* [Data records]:
= = = = = = =

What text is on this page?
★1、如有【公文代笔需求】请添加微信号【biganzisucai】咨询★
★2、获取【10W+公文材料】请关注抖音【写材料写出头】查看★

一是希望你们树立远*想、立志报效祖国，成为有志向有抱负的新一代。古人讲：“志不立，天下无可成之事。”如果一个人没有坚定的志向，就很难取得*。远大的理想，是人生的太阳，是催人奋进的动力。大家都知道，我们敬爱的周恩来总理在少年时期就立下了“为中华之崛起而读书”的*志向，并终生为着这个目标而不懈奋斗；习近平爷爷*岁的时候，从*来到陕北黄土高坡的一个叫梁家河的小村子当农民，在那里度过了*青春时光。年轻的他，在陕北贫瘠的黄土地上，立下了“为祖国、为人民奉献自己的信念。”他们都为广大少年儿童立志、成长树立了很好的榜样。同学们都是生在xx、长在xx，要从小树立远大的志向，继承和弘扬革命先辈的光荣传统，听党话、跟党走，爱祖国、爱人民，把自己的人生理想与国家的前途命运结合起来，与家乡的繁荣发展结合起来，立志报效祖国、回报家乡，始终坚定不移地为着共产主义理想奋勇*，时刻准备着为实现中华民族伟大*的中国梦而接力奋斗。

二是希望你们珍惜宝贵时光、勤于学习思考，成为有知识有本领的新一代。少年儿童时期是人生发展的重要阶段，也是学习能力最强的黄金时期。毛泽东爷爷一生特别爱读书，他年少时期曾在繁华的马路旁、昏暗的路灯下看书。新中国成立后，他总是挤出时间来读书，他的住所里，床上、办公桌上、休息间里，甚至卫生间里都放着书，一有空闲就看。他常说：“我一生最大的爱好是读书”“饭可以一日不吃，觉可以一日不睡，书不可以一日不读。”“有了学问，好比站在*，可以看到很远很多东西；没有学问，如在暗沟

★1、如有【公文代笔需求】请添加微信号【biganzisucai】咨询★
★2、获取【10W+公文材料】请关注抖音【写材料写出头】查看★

= = = = = = =

* [Task goal]: Reproduce the data in full, exactly as presented.

* [Expected output]:
What text is on this page?
★1、如有【公文代笔需求】请添加微信号【biganzisucai】咨询★
★2、获取【10W+公文材料】请关注抖音【写材料写出头】查看★

一是希望你们树立远*想、立志报效祖国，成为有志向有抱负的新一代。古人讲：“志不立，天下无可成之事。”如果一个人没有坚定的志向，就很难取得*。远大的理想，是人生的太阳，是催人奋进的动力。大家都知道，我们敬爱的周恩来总理在少年时期就立下了“为中华之崛起而读书”的*志向，并终生为着这个目标而不懈奋斗；习近平爷爷*岁的时候，从*来到陕北黄土高坡的一个叫梁家河的小村子当农民，在那里度过了*青春时光。年轻的他，在陕北贫瘠的黄土地上，立下了“为祖国、为人民奉献自己的信念。”他们都为广大少年儿童立志、成长树立了很好的榜样。同学们都是生在xx、长在xx，要从小树立远大的志向，继承和弘扬革命先辈的光荣传统，听党话、跟党走，爱祖国、爱人民，把自己的人生理想与国家的前途命运结合起来，与家乡的繁荣发展结合起来，立志报效祖国、回报家乡，始终坚定不移地为着共产主义理想奋勇*，时刻准备着为实现中华民族伟大*的中国梦而接力奋斗。

二是希望你们珍惜宝贵时光、勤于学习思考，成为有知识有本领的新一代。少年儿童时期是人生发展的重要阶段，也是学习能力最强的黄金时期。毛泽东爷爷一生特别爱读书，他年少时期曾在繁华的马路旁、昏暗的路灯下看书。新中国成立后，他总是挤出时间来读书，他的住所里，床上、办公桌上、休息间里，甚至卫生间里都放着书，一有空闲就看。他常说：“我一生最大的爱好是读书”“饭可以一日不吃，觉可以一日不睡，书不可以一日不读。”“有了学问，好比站在*，可以看到很远很多东西；没有学问，如在暗沟

★1、如有【公文代笔需求】请添加微信号【biganzisucai】咨询★
★2、获取【10W+公文材料】请关注抖音【写材料写出头】查看★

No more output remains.